■ **ENTRIES SUPPLIED**
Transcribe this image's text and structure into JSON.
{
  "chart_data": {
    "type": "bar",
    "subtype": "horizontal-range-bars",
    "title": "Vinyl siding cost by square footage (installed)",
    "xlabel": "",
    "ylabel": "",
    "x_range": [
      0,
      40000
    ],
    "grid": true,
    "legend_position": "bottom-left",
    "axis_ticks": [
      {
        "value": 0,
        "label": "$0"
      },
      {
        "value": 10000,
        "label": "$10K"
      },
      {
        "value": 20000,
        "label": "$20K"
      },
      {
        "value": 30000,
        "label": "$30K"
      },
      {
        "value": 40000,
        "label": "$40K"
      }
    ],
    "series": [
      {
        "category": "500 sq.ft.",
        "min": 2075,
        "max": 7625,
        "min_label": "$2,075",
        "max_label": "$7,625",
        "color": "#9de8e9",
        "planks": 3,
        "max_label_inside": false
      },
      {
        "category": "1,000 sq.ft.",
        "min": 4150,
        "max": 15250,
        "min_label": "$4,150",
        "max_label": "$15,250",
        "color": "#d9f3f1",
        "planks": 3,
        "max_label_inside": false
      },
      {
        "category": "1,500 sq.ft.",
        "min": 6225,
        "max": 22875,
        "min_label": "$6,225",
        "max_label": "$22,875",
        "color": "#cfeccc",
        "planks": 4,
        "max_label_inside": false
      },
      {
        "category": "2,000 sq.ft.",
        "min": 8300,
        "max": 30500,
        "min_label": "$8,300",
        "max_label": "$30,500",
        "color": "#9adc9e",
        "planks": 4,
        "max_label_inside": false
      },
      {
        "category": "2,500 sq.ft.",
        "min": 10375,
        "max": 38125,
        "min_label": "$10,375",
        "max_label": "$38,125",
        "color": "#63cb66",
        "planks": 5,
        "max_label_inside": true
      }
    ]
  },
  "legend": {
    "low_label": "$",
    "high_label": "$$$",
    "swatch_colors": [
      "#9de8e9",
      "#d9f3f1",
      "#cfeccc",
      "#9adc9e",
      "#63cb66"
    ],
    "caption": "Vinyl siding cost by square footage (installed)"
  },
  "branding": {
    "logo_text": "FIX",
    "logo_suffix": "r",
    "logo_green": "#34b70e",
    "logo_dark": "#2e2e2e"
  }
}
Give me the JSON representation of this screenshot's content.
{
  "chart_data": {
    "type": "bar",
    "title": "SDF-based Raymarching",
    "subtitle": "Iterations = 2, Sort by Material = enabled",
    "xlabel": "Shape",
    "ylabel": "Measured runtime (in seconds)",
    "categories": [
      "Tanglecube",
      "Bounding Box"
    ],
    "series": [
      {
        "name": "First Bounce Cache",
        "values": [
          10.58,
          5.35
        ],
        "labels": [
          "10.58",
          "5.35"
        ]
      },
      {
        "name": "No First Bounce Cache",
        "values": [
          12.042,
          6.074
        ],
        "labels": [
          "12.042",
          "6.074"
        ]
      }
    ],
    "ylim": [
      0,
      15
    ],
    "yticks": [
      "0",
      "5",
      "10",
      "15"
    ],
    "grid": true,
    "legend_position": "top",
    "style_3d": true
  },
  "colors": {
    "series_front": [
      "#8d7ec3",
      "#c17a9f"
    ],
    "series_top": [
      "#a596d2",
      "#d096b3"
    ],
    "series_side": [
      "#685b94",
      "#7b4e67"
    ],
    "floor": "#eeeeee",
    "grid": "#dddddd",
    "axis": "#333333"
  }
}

■ **GIVEN PROBLEM**
Reproduce the full set of records precisely.

■ **SOLUTION TO THE EXERCISE**
Transcribe this image's text and structure into JSON.
{
  "chart_data": {
    "type": "bar",
    "subtype": "horizontal-range-bars",
    "title": "Vinyl siding cost by square footage (installed)",
    "xlabel": "",
    "ylabel": "",
    "x_range": [
      0,
      40000
    ],
    "grid": true,
    "legend_position": "bottom-left",
    "axis_ticks": [
      {
        "value": 0,
        "label": "$0"
      },
      {
        "value": 10000,
        "label": "$10K"
      },
      {
        "value": 20000,
        "label": "$20K"
      },
      {
        "value": 30000,
        "label": "$30K"
      },
      {
        "value": 40000,
        "label": "$40K"
      }
    ],
    "series": [
      {
        "category": "500 sq.ft.",
        "min": 2075,
        "max": 7625,
        "min_label": "$2,075",
        "max_label": "$7,625",
        "color": "#9de8e9",
        "planks": 3,
        "max_label_inside": false
      },
      {
        "category": "1,000 sq.ft.",
        "min": 4150,
        "max": 15250,
        "min_label": "$4,150",
        "max_label": "$15,250",
        "color": "#d9f3f1",
        "planks": 3,
        "max_label_inside": false
      },
      {
        "category": "1,500 sq.ft.",
        "min": 6225,
        "max": 22875,
        "min_label": "$6,225",
        "max_label": "$22,875",
        "color": "#cfeccc",
        "planks": 4,
        "max_label_inside": false
      },
      {
        "category": "2,000 sq.ft.",
        "min": 8300,
        "max": 30500,
        "min_label": "$8,300",
        "max_label": "$30,500",
        "color": "#9adc9e",
        "planks": 4,
        "max_label_inside": false
      },
      {
        "category": "2,500 sq.ft.",
        "min": 10375,
        "max": 38125,
        "min_label": "$10,375",
        "max_label": "$38,125",
        "color": "#63cb66",
        "planks": 5,
        "max_label_inside": true
      }
    ]
  },
  "legend": {
    "low_label": "$",
    "high_label": "$$$",
    "swatch_colors": [
      "#9de8e9",
      "#d9f3f1",
      "#cfeccc",
      "#9adc9e",
      "#63cb66"
    ],
    "caption": "Vinyl siding cost by square footage (installed)"
  },
  "branding": {
    "logo_text": "FIX",
    "logo_suffix": "r",
    "logo_green": "#34b70e",
    "logo_dark": "#2e2e2e"
  }
}
Give me the JSON representation of this screenshot's content.
{
  "chart_data": {
    "type": "bar",
    "title": "SDF-based Raymarching",
    "subtitle": "Iterations = 2, Sort by Material = enabled",
    "xlabel": "Shape",
    "ylabel": "Measured runtime (in seconds)",
    "categories": [
      "Tanglecube",
      "Bounding Box"
    ],
    "series": [
      {
        "name": "First Bounce Cache",
        "values": [
          10.58,
          5.35
        ],
        "labels": [
          "10.58",
          "5.35"
        ]
      },
      {
        "name": "No First Bounce Cache",
        "values": [
          12.042,
          6.074
        ],
        "labels": [
          "12.042",
          "6.074"
        ]
      }
    ],
    "ylim": [
      0,
      15
    ],
    "yticks": [
      "0",
      "5",
      "10",
      "15"
    ],
    "grid": true,
    "legend_position": "top",
    "style_3d": true
  },
  "colors": {
    "series_front": [
      "#8d7ec3",
      "#c17a9f"
    ],
    "series_top": [
      "#a596d2",
      "#d096b3"
    ],
    "series_side": [
      "#685b94",
      "#7b4e67"
    ],
    "floor": "#eeeeee",
    "grid": "#dddddd",
    "axis": "#333333"
  }
}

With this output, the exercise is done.